▶ _DESCRIPTION OF THE TASK_
What follows is a listing; restate every line of it word for word.

▶ _SOURCE DATA_
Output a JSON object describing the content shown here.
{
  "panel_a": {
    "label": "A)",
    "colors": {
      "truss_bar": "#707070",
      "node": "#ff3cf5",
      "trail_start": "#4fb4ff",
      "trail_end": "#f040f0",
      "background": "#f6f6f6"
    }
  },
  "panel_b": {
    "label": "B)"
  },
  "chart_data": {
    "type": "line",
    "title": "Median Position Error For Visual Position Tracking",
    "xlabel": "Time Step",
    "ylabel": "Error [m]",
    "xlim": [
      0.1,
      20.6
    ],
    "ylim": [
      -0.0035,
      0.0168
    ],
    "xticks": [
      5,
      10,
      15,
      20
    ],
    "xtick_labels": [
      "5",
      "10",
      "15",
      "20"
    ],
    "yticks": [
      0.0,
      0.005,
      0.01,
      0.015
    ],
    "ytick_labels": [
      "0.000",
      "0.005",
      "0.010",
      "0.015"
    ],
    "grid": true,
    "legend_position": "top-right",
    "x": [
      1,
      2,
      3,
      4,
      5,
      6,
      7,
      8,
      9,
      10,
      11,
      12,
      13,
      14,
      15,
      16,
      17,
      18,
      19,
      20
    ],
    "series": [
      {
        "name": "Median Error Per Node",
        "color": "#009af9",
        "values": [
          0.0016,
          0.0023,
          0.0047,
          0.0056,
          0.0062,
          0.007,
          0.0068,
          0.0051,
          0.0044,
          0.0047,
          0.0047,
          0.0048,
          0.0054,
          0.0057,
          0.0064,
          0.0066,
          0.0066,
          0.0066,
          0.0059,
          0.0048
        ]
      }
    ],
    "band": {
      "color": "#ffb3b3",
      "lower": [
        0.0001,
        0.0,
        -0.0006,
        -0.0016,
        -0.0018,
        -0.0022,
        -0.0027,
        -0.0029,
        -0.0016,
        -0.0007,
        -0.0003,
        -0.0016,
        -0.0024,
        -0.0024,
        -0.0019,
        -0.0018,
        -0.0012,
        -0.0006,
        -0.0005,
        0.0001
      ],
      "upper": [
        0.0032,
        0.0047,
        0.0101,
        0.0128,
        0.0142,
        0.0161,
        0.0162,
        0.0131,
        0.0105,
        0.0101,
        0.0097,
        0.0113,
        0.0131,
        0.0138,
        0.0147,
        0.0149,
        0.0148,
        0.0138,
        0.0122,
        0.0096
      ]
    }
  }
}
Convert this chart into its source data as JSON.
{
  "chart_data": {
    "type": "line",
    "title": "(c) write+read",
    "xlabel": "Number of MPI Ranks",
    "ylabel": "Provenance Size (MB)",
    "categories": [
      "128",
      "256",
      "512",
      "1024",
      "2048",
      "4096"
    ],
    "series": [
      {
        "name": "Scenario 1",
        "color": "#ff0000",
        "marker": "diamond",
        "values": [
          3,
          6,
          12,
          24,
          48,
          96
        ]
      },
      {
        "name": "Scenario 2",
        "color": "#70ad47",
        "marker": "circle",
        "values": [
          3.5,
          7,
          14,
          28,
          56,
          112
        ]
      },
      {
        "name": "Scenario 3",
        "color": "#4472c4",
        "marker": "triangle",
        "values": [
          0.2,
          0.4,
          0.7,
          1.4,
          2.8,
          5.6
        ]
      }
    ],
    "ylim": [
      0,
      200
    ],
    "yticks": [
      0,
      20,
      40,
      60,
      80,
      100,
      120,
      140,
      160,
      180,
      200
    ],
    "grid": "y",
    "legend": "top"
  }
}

▶ _SOLUTION FOR THIS PROBLEM_
Output a JSON object describing the content shown here.
{
  "panel_a": {
    "label": "A)",
    "colors": {
      "truss_bar": "#707070",
      "node": "#ff3cf5",
      "trail_start": "#4fb4ff",
      "trail_end": "#f040f0",
      "background": "#f6f6f6"
    }
  },
  "panel_b": {
    "label": "B)"
  },
  "chart_data": {
    "type": "line",
    "title": "Median Position Error For Visual Position Tracking",
    "xlabel": "Time Step",
    "ylabel": "Error [m]",
    "xlim": [
      0.1,
      20.6
    ],
    "ylim": [
      -0.0035,
      0.0168
    ],
    "xticks": [
      5,
      10,
      15,
      20
    ],
    "xtick_labels": [
      "5",
      "10",
      "15",
      "20"
    ],
    "yticks": [
      0.0,
      0.005,
      0.01,
      0.015
    ],
    "ytick_labels": [
      "0.000",
      "0.005",
      "0.010",
      "0.015"
    ],
    "grid": true,
    "legend_position": "top-right",
    "x": [
      1,
      2,
      3,
      4,
      5,
      6,
      7,
      8,
      9,
      10,
      11,
      12,
      13,
      14,
      15,
      16,
      17,
      18,
      19,
      20
    ],
    "series": [
      {
        "name": "Median Error Per Node",
        "color": "#009af9",
        "values": [
          0.0016,
          0.0023,
          0.0047,
          0.0056,
          0.0062,
          0.007,
          0.0068,
          0.0051,
          0.0044,
          0.0047,
          0.0047,
          0.0048,
          0.0054,
          0.0057,
          0.0064,
          0.0066,
          0.0066,
          0.0066,
          0.0059,
          0.0048
        ]
      }
    ],
    "band": {
      "color": "#ffb3b3",
      "lower": [
        0.0001,
        0.0,
        -0.0006,
        -0.0016,
        -0.0018,
        -0.0022,
        -0.0027,
        -0.0029,
        -0.0016,
        -0.0007,
        -0.0003,
        -0.0016,
        -0.0024,
        -0.0024,
        -0.0019,
        -0.0018,
        -0.0012,
        -0.0006,
        -0.0005,
        0.0001
      ],
      "upper": [
        0.0032,
        0.0047,
        0.0101,
        0.0128,
        0.0142,
        0.0161,
        0.0162,
        0.0131,
        0.0105,
        0.0101,
        0.0097,
        0.0113,
        0.0131,
        0.0138,
        0.0147,
        0.0149,
        0.0148,
        0.0138,
        0.0122,
        0.0096
      ]
    }
  }
}
Convert this chart into its source data as JSON.
{
  "chart_data": {
    "type": "line",
    "title": "(c) write+read",
    "xlabel": "Number of MPI Ranks",
    "ylabel": "Provenance Size (MB)",
    "categories": [
      "128",
      "256",
      "512",
      "1024",
      "2048",
      "4096"
    ],
    "series": [
      {
        "name": "Scenario 1",
        "color": "#ff0000",
        "marker": "diamond",
        "values": [
          3,
          6,
          12,
          24,
          48,
          96
        ]
      },
      {
        "name": "Scenario 2",
        "color": "#70ad47",
        "marker": "circle",
        "values": [
          3.5,
          7,
          14,
          28,
          56,
          112
        ]
      },
      {
        "name": "Scenario 3",
        "color": "#4472c4",
        "marker": "triangle",
        "values": [
          0.2,
          0.4,
          0.7,
          1.4,
          2.8,
          5.6
        ]
      }
    ],
    "ylim": [
      0,
      200
    ],
    "yticks": [
      0,
      20,
      40,
      60,
      80,
      100,
      120,
      140,
      160,
      180,
      200
    ],
    "grid": "y",
    "legend": "top"
  }
}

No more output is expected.